Stored records:
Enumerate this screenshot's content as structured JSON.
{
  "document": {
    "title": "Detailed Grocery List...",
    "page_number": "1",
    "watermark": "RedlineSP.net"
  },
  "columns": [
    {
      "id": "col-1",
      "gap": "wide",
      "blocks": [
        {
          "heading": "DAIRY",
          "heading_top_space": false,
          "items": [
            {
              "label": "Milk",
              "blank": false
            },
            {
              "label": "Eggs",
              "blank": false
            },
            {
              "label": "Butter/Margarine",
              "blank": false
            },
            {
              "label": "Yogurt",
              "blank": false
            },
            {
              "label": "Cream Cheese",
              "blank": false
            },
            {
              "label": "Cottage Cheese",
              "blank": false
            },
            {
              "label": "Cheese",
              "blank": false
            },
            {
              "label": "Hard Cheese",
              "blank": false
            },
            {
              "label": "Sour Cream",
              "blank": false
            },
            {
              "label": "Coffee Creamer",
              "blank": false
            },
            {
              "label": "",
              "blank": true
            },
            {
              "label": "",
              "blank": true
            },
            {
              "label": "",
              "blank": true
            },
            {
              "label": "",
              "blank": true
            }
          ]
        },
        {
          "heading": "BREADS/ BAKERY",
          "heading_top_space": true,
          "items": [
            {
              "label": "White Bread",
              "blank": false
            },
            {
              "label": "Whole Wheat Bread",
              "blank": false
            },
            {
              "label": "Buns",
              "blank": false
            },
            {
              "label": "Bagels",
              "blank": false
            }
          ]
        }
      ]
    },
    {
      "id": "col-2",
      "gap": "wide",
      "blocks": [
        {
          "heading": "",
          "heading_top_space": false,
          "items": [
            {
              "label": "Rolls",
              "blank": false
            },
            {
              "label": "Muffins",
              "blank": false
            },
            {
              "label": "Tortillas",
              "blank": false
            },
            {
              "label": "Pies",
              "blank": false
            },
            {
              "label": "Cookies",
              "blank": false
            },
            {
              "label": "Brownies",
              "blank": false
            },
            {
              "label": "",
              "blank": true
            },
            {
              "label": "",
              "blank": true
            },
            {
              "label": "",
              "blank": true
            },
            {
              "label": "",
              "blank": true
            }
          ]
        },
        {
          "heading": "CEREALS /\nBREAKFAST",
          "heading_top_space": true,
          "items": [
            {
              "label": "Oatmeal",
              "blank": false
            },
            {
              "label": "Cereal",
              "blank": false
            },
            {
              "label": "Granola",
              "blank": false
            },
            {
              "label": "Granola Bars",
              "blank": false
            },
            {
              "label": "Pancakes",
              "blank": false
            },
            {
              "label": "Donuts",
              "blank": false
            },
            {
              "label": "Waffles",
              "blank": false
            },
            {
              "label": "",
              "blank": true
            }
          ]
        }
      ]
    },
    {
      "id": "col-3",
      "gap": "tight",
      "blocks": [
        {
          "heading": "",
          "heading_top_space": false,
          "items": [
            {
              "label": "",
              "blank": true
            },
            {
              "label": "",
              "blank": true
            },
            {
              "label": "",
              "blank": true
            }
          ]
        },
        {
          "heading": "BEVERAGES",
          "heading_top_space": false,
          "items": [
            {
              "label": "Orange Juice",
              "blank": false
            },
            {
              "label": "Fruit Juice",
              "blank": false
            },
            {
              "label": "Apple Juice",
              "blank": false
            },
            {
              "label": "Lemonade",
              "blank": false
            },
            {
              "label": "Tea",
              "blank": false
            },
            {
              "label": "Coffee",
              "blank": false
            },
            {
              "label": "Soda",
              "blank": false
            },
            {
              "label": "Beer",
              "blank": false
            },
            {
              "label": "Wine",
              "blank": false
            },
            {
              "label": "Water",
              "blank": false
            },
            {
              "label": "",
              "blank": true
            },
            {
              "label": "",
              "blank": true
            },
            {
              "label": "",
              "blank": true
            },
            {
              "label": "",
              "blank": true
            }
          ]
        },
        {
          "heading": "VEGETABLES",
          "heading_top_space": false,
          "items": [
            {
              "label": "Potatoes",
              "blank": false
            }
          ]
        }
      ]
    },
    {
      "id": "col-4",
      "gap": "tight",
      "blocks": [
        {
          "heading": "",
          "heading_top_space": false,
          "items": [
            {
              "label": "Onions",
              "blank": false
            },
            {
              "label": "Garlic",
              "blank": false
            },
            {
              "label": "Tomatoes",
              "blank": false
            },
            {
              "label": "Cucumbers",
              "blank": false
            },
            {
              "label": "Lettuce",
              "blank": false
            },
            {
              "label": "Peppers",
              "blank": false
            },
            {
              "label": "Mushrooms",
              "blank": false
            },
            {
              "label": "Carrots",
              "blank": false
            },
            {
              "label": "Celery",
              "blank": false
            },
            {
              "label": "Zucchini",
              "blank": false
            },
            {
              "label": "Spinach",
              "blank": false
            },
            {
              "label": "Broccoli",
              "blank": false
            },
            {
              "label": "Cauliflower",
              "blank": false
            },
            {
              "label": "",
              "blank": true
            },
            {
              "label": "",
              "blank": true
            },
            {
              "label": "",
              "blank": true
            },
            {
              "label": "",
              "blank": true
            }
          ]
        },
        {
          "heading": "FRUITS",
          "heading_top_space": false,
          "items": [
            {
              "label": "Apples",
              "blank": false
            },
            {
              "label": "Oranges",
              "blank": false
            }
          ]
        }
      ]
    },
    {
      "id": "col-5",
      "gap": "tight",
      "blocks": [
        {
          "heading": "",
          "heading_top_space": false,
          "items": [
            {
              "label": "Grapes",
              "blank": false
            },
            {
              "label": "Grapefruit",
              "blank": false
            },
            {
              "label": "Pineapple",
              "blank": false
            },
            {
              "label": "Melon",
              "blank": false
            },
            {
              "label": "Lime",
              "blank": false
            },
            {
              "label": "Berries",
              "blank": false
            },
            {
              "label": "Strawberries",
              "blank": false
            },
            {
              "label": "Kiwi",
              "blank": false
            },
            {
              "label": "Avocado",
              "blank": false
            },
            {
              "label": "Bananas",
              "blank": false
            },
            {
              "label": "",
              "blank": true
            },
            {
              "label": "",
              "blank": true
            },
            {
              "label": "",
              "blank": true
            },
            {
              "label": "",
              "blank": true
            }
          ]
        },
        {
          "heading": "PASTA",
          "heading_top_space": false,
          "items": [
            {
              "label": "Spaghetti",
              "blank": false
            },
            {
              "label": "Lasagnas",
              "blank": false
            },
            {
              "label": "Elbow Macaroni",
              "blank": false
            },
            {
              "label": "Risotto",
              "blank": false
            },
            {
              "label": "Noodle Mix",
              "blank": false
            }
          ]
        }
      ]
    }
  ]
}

◆ **Challenge**:
Restate the data above word for word.

◆ **Solution to the exercise**:
Enumerate this screenshot's content as structured JSON.
{
  "document": {
    "title": "Detailed Grocery List...",
    "page_number": "1",
    "watermark": "RedlineSP.net"
  },
  "columns": [
    {
      "id": "col-1",
      "gap": "wide",
      "blocks": [
        {
          "heading": "DAIRY",
          "heading_top_space": false,
          "items": [
            {
              "label": "Milk",
              "blank": false
            },
            {
              "label": "Eggs",
              "blank": false
            },
            {
              "label": "Butter/Margarine",
              "blank": false
            },
            {
              "label": "Yogurt",
              "blank": false
            },
            {
              "label": "Cream Cheese",
              "blank": false
            },
            {
              "label": "Cottage Cheese",
              "blank": false
            },
            {
              "label": "Cheese",
              "blank": false
            },
            {
              "label": "Hard Cheese",
              "blank": false
            },
            {
              "label": "Sour Cream",
              "blank": false
            },
            {
              "label": "Coffee Creamer",
              "blank": false
            },
            {
              "label": "",
              "blank": true
            },
            {
              "label": "",
              "blank": true
            },
            {
              "label": "",
              "blank": true
            },
            {
              "label": "",
              "blank": true
            }
          ]
        },
        {
          "heading": "BREADS/ BAKERY",
          "heading_top_space": true,
          "items": [
            {
              "label": "White Bread",
              "blank": false
            },
            {
              "label": "Whole Wheat Bread",
              "blank": false
            },
            {
              "label": "Buns",
              "blank": false
            },
            {
              "label": "Bagels",
              "blank": false
            }
          ]
        }
      ]
    },
    {
      "id": "col-2",
      "gap": "wide",
      "blocks": [
        {
          "heading": "",
          "heading_top_space": false,
          "items": [
            {
              "label": "Rolls",
              "blank": false
            },
            {
              "label": "Muffins",
              "blank": false
            },
            {
              "label": "Tortillas",
              "blank": false
            },
            {
              "label": "Pies",
              "blank": false
            },
            {
              "label": "Cookies",
              "blank": false
            },
            {
              "label": "Brownies",
              "blank": false
            },
            {
              "label": "",
              "blank": true
            },
            {
              "label": "",
              "blank": true
            },
            {
              "label": "",
              "blank": true
            },
            {
              "label": "",
              "blank": true
            }
          ]
        },
        {
          "heading": "CEREALS /\nBREAKFAST",
          "heading_top_space": true,
          "items": [
            {
              "label": "Oatmeal",
              "blank": false
            },
            {
              "label": "Cereal",
              "blank": false
            },
            {
              "label": "Granola",
              "blank": false
            },
            {
              "label": "Granola Bars",
              "blank": false
            },
            {
              "label": "Pancakes",
              "blank": false
            },
            {
              "label": "Donuts",
              "blank": false
            },
            {
              "label": "Waffles",
              "blank": false
            },
            {
              "label": "",
              "blank": true
            }
          ]
        }
      ]
    },
    {
      "id": "col-3",
      "gap": "tight",
      "blocks": [
        {
          "heading": "",
          "heading_top_space": false,
          "items": [
            {
              "label": "",
              "blank": true
            },
            {
              "label": "",
              "blank": true
            },
            {
              "label": "",
              "blank": true
            }
          ]
        },
        {
          "heading": "BEVERAGES",
          "heading_top_space": false,
          "items": [
            {
              "label": "Orange Juice",
              "blank": false
            },
            {
              "label": "Fruit Juice",
              "blank": false
            },
            {
              "label": "Apple Juice",
              "blank": false
            },
            {
              "label": "Lemonade",
              "blank": false
            },
            {
              "label": "Tea",
              "blank": false
            },
            {
              "label": "Coffee",
              "blank": false
            },
            {
              "label": "Soda",
              "blank": false
            },
            {
              "label": "Beer",
              "blank": false
            },
            {
              "label": "Wine",
              "blank": false
            },
            {
              "label": "Water",
              "blank": false
            },
            {
              "label": "",
              "blank": true
            },
            {
              "label": "",
              "blank": true
            },
            {
              "label": "",
              "blank": true
            },
            {
              "label": "",
              "blank": true
            }
          ]
        },
        {
          "heading": "VEGETABLES",
          "heading_top_space": false,
          "items": [
            {
              "label": "Potatoes",
              "blank": false
            }
          ]
        }
      ]
    },
    {
      "id": "col-4",
      "gap": "tight",
      "blocks": [
        {
          "heading": "",
          "heading_top_space": false,
          "items": [
            {
              "label": "Onions",
              "blank": false
            },
            {
              "label": "Garlic",
              "blank": false
            },
            {
              "label": "Tomatoes",
              "blank": false
            },
            {
              "label": "Cucumbers",
              "blank": false
            },
            {
              "label": "Lettuce",
              "blank": false
            },
            {
              "label": "Peppers",
              "blank": false
            },
            {
              "label": "Mushrooms",
              "blank": false
            },
            {
              "label": "Carrots",
              "blank": false
            },
            {
              "label": "Celery",
              "blank": false
            },
            {
              "label": "Zucchini",
              "blank": false
            },
            {
              "label": "Spinach",
              "blank": false
            },
            {
              "label": "Broccoli",
              "blank": false
            },
            {
              "label": "Cauliflower",
              "blank": false
            },
            {
              "label": "",
              "blank": true
            },
            {
              "label": "",
              "blank": true
            },
            {
              "label": "",
              "blank": true
            },
            {
              "label": "",
              "blank": true
            }
          ]
        },
        {
          "heading": "FRUITS",
          "heading_top_space": false,
          "items": [
            {
              "label": "Apples",
              "blank": false
            },
            {
              "label": "Oranges",
              "blank": false
            }
          ]
        }
      ]
    },
    {
      "id": "col-5",
      "gap": "tight",
      "blocks": [
        {
          "heading": "",
          "heading_top_space": false,
          "items": [
            {
              "label": "Grapes",
              "blank": false
            },
            {
              "label": "Grapefruit",
              "blank": false
            },
            {
              "label": "Pineapple",
              "blank": false
            },
            {
              "label": "Melon",
              "blank": false
            },
            {
              "label": "Lime",
              "blank": false
            },
            {
              "label": "Berries",
              "blank": false
            },
            {
              "label": "Strawberries",
              "blank": false
            },
            {
              "label": "Kiwi",
              "blank": false
            },
            {
              "label": "Avocado",
              "blank": false
            },
            {
              "label": "Bananas",
              "blank": false
            },
            {
              "label": "",
              "blank": true
            },
            {
              "label": "",
              "blank": true
            },
            {
              "label": "",
              "blank": true
            },
            {
              "label": "",
              "blank": true
            }
          ]
        },
        {
          "heading": "PASTA",
          "heading_top_space": false,
          "items": [
            {
              "label": "Spaghetti",
              "blank": false
            },
            {
              "label": "Lasagnas",
              "blank": false
            },
            {
              "label": "Elbow Macaroni",
              "blank": false
            },
            {
              "label": "Risotto",
              "blank": false
            },
            {
              "label": "Noodle Mix",
              "blank": false
            }
          ]
        }
      ]
    }
  ]
}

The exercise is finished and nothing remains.